* [Written instruction]: Take down each entry exactly as written.

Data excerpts

"""

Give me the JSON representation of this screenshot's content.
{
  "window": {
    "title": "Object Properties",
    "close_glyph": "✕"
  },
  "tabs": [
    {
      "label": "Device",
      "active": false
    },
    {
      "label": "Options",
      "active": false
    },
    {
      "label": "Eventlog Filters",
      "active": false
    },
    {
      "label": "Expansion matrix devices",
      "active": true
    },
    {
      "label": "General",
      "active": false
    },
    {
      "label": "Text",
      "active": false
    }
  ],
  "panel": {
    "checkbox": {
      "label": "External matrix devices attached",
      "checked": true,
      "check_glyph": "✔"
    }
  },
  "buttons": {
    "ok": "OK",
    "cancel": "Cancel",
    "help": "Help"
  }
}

"""

* [Complete output]:
Give me the JSON representation of this screenshot's content.
{
  "window": {
    "title": "Object Properties",
    "close_glyph": "✕"
  },
  "tabs": [
    {
      "label": "Device",
      "active": false
    },
    {
      "label": "Options",
      "active": false
    },
    {
      "label": "Eventlog Filters",
      "active": false
    },
    {
      "label": "Expansion matrix devices",
      "active": true
    },
    {
      "label": "General",
      "active": false
    },
    {
      "label": "Text",
      "active": false
    }
  ],
  "panel": {
    "checkbox": {
      "label": "External matrix devices attached",
      "checked": true,
      "check_glyph": "✔"
    }
  },
  "buttons": {
    "ok": "OK",
    "cancel": "Cancel",
    "help": "Help"
  }
}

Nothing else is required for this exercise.